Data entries
■ ■ ■

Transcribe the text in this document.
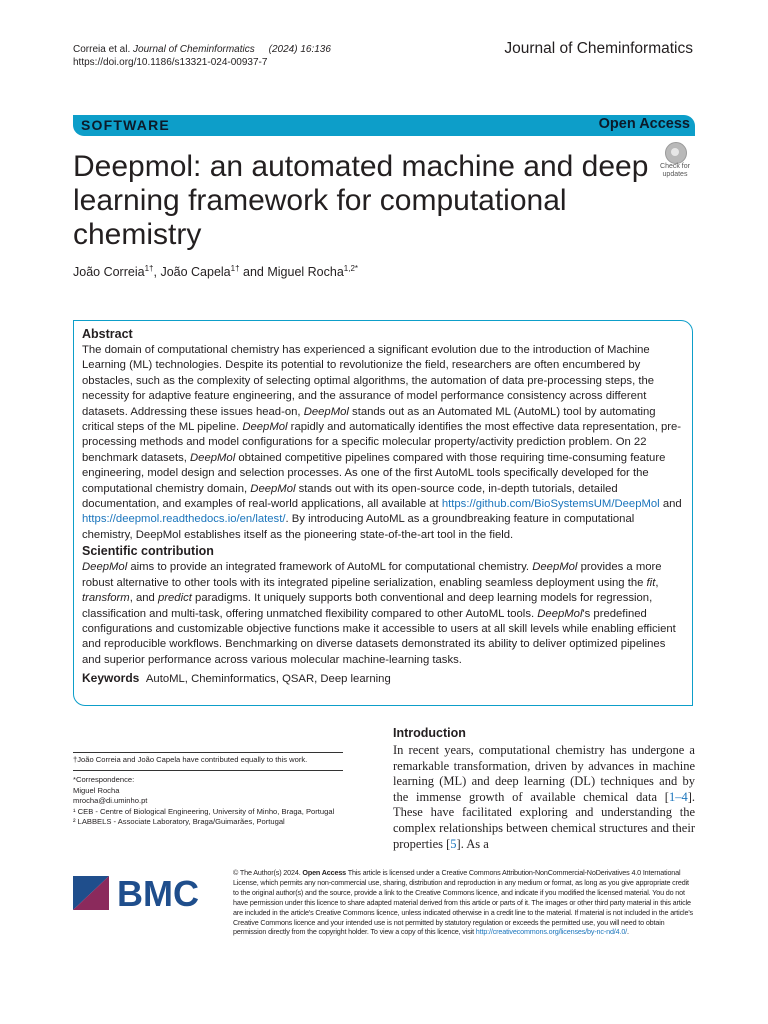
Correia et al. Journal of Cheminformatics (2024) 16:136
https://doi.org/10.1186/s13321-024-00937-7
Journal of Cheminformatics
SOFTWARE	Open Access
Deepmol: an automated machine and deep learning framework for computational chemistry
Check for
updates
João Correia$^{1\dagger}$, João Capela$^{1\dagger}$ and Miguel Rocha$^{1,2*}$
Abstract

The domain of computational chemistry has experienced a significant evolution due to the introduction of Machine Learning (ML) technologies. Despite its potential to revolutionize the field, researchers are often encumbered by obstacles, such as the complexity of selecting optimal algorithms, the automation of data pre-processing steps, the necessity for adaptive feature engineering, and the assurance of model performance consistency across different datasets. Addressing these issues head-on, DeepMol stands out as an Automated ML (AutoML) tool by automating critical steps of the ML pipeline. DeepMol rapidly and automatically identifies the most effective data representation, pre-processing methods and model configurations for a specific molecular property/activity prediction problem. On 22 benchmark datasets, DeepMol obtained competitive pipelines compared with those requiring time-consuming feature engineering, model design and selection processes. As one of the first AutoML tools specifically developed for the computational chemistry domain, DeepMol stands out with its open-source code, in-depth tutorials, detailed documentation, and examples of real-world applications, all available at https://github.com/BioSystemsUM/DeepMol and https://deepmol.readthedocs.io/en/latest/. By introducing AutoML as a groundbreaking feature in computational chemistry, DeepMol establishes itself as the pioneering state-of-the-art tool in the field.

Scientific contribution

DeepMol aims to provide an integrated framework of AutoML for computational chemistry. DeepMol provides a more robust alternative to other tools with its integrated pipeline serialization, enabling seamless deployment using the fit, transform, and predict paradigms. It uniquely supports both conventional and deep learning models for regression, classification and multi-task, offering unmatched flexibility compared to other AutoML tools. DeepMol's predefined configurations and customizable objective functions make it accessible to users at all skill levels while enabling efficient and reproducible workflows. Benchmarking on diverse datasets demonstrated its ability to deliver optimized pipelines and superior performance across various molecular machine-learning tasks.

Keywords AutoML, Cheminformatics, QSAR, Deep learning

†João Correia and João Capela have contributed equally to this work.
*Correspondence:
Miguel Rocha
mrocha@di.uminho.pt
¹ CEB - Centre of Biological Engineering, University of Minho, Braga, Portugal
² LABBELS - Associate Laboratory, Braga/Guimarães, Portugal
Introduction
In recent years, computational chemistry has undergone a remarkable transformation, driven by advances in machine learning (ML) and deep learning (DL) techniques and by the immense growth of available chemical data [1–4]. These have facilitated exploring and understanding the complex relationships between chemical structures and their properties [5]. As a
BMC
© The Author(s) 2024. Open Access This article is licensed under a Creative Commons Attribution-NonCommercial-NoDerivatives 4.0 International License, which permits any non-commercial use, sharing, distribution and reproduction in any medium or format, as long as you give appropriate credit to the original author(s) and the source, provide a link to the Creative Commons licence, and indicate if you modified the licensed material. You do not have permission under this licence to share adapted material derived from this article or parts of it. The images or other third party material in this article are included in the article's Creative Commons licence, unless indicated otherwise in a credit line to the material. If material is not included in the article's Creative Commons licence and your intended use is not permitted by statutory regulation or exceeds the permitted use, you will need to obtain permission directly from the copyright holder. To view a copy of this licence, visit http://creativecommons.org/licenses/by-nc-nd/4.0/.
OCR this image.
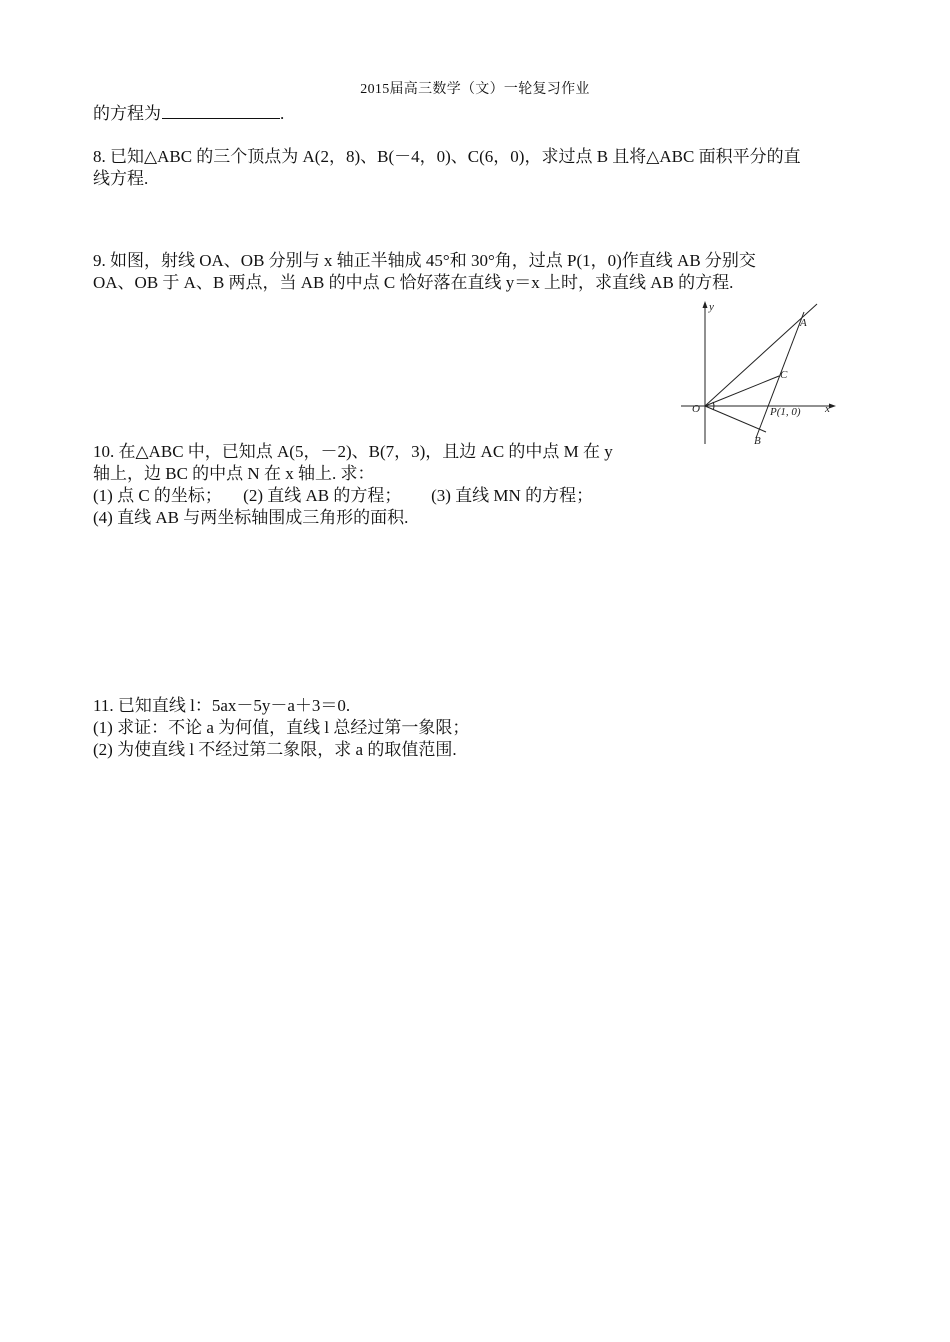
2015届高三数学（文）一轮复习作业
的方程为	.
8. 已知△ABC 的三个顶点为 A(2，8)、B(－4，0)、C(6，0)，求过点 B 且将△ABC 面积平分的直
线方程.
9. 如图，射线 OA、OB 分别与 x 轴正半轴成 45°和 30°角，过点 P(1，0)作直线 AB 分别交
OA、OB 于 A、B 两点，当 AB 的中点 C 恰好落在直线 y＝x 上时，求直线 AB 的方程.
y
x
O
A
C
B
P(1, 0)
10. 在△ABC 中，已知点 A(5，－2)、B(7，3)，且边 AC 的中点 M 在 y
轴上，边 BC 的中点 N 在 x 轴上. 求：
(1) 点 C 的坐标；     (2) 直线 AB 的方程；       (3) 直线 MN 的方程；
(4) 直线 AB 与两坐标轴围成三角形的面积.
11. 已知直线 l：5ax－5y－a＋3＝0.
(1) 求证：不论 a 为何值，直线 l 总经过第一象限；
(2) 为使直线 l 不经过第二象限，求 a 的取值范围.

■ ■ ■

GIVEN EXERCISE.
Copy the data exactly. Any picture it contains is to be omitted.

ANSWER TO THIS PROBLEM.
Transcribe the text in this document.
Correia et al. Journal of Cheminformatics (2024) 16:136
https://doi.org/10.1186/s13321-024-00937-7
Journal of Cheminformatics
SOFTWARE	Open Access
Deepmol: an automated machine and deep learning framework for computational chemistry
Check for
updates
João Correia$^{1\dagger}$, João Capela$^{1\dagger}$ and Miguel Rocha$^{1,2*}$
Abstract

The domain of computational chemistry has experienced a significant evolution due to the introduction of Machine Learning (ML) technologies. Despite its potential to revolutionize the field, researchers are often encumbered by obstacles, such as the complexity of selecting optimal algorithms, the automation of data pre-processing steps, the necessity for adaptive feature engineering, and the assurance of model performance consistency across different datasets. Addressing these issues head-on, DeepMol stands out as an Automated ML (AutoML) tool by automating critical steps of the ML pipeline. DeepMol rapidly and automatically identifies the most effective data representation, pre-processing methods and model configurations for a specific molecular property/activity prediction problem. On 22 benchmark datasets, DeepMol obtained competitive pipelines compared with those requiring time-consuming feature engineering, model design and selection processes. As one of the first AutoML tools specifically developed for the computational chemistry domain, DeepMol stands out with its open-source code, in-depth tutorials, detailed documentation, and examples of real-world applications, all available at https://github.com/BioSystemsUM/DeepMol and https://deepmol.readthedocs.io/en/latest/. By introducing AutoML as a groundbreaking feature in computational chemistry, DeepMol establishes itself as the pioneering state-of-the-art tool in the field.

Scientific contribution

DeepMol aims to provide an integrated framework of AutoML for computational chemistry. DeepMol provides a more robust alternative to other tools with its integrated pipeline serialization, enabling seamless deployment using the fit, transform, and predict paradigms. It uniquely supports both conventional and deep learning models for regression, classification and multi-task, offering unmatched flexibility compared to other AutoML tools. DeepMol's predefined configurations and customizable objective functions make it accessible to users at all skill levels while enabling efficient and reproducible workflows. Benchmarking on diverse datasets demonstrated its ability to deliver optimized pipelines and superior performance across various molecular machine-learning tasks.

Keywords AutoML, Cheminformatics, QSAR, Deep learning

†João Correia and João Capela have contributed equally to this work.
*Correspondence:
Miguel Rocha
mrocha@di.uminho.pt
¹ CEB - Centre of Biological Engineering, University of Minho, Braga, Portugal
² LABBELS - Associate Laboratory, Braga/Guimarães, Portugal
Introduction
In recent years, computational chemistry has undergone a remarkable transformation, driven by advances in machine learning (ML) and deep learning (DL) techniques and by the immense growth of available chemical data [1–4]. These have facilitated exploring and understanding the complex relationships between chemical structures and their properties [5]. As a
BMC
© The Author(s) 2024. Open Access This article is licensed under a Creative Commons Attribution-NonCommercial-NoDerivatives 4.0 International License, which permits any non-commercial use, sharing, distribution and reproduction in any medium or format, as long as you give appropriate credit to the original author(s) and the source, provide a link to the Creative Commons licence, and indicate if you modified the licensed material. You do not have permission under this licence to share adapted material derived from this article or parts of it. The images or other third party material in this article are included in the article's Creative Commons licence, unless indicated otherwise in a credit line to the material. If material is not included in the article's Creative Commons licence and your intended use is not permitted by statutory regulation or exceeds the permitted use, you will need to obtain permission directly from the copyright holder. To view a copy of this licence, visit http://creativecommons.org/licenses/by-nc-nd/4.0/.
OCR this image.
2015届高三数学（文）一轮复习作业
的方程为	.
8. 已知△ABC 的三个顶点为 A(2，8)、B(－4，0)、C(6，0)，求过点 B 且将△ABC 面积平分的直
线方程.
9. 如图，射线 OA、OB 分别与 x 轴正半轴成 45°和 30°角，过点 P(1，0)作直线 AB 分别交
OA、OB 于 A、B 两点，当 AB 的中点 C 恰好落在直线 y＝x 上时，求直线 AB 的方程.
y
x
O
A
C
B
P(1, 0)
10. 在△ABC 中，已知点 A(5，－2)、B(7，3)，且边 AC 的中点 M 在 y
轴上，边 BC 的中点 N 在 x 轴上. 求：
(1) 点 C 的坐标；     (2) 直线 AB 的方程；       (3) 直线 MN 的方程；
(4) 直线 AB 与两坐标轴围成三角形的面积.
11. 已知直线 l：5ax－5y－a＋3＝0.
(1) 求证：不论 a 为何值，直线 l 总经过第一象限；
(2) 为使直线 l 不经过第二象限，求 a 的取值范围.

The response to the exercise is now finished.